Records from a data collection:
[start]
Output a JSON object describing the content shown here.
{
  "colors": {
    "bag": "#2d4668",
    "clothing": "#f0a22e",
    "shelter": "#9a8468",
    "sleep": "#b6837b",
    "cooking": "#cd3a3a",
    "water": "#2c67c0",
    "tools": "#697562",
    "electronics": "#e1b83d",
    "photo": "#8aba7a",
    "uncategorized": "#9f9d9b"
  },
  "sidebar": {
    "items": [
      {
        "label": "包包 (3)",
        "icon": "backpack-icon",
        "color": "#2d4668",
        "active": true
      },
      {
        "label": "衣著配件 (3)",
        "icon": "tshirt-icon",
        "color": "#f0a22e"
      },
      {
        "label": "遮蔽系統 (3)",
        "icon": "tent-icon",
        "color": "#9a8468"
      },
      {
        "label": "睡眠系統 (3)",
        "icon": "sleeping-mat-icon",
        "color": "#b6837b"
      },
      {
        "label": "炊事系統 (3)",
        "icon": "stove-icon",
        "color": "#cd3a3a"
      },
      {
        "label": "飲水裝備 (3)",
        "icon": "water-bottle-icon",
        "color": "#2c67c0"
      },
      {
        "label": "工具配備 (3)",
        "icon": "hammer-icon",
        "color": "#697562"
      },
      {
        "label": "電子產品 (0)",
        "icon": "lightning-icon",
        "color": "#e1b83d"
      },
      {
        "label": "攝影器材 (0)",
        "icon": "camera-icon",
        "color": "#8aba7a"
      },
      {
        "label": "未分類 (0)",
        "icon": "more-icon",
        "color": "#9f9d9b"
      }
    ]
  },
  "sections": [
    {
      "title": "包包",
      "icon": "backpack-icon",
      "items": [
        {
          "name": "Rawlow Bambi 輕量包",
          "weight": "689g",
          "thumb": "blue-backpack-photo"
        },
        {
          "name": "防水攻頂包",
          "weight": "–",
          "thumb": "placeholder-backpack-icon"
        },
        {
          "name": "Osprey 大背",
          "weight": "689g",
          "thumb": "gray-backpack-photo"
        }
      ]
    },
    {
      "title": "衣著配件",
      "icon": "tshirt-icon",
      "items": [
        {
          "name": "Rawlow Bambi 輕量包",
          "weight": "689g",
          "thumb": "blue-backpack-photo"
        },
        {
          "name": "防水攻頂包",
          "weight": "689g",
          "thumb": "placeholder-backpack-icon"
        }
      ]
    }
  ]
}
[end]
What is being asked: Copy out each line of the records that holds the string "backpack".

Answer in full:
        "icon": "backpack-icon",
      "icon": "backpack-icon",
          "thumb": "blue-backpack-photo"
          "thumb": "placeholder-backpack-icon"
          "thumb": "gray-backpack-photo"
          "thumb": "blue-backpack-photo"
          "thumb": "placeholder-backpack-icon"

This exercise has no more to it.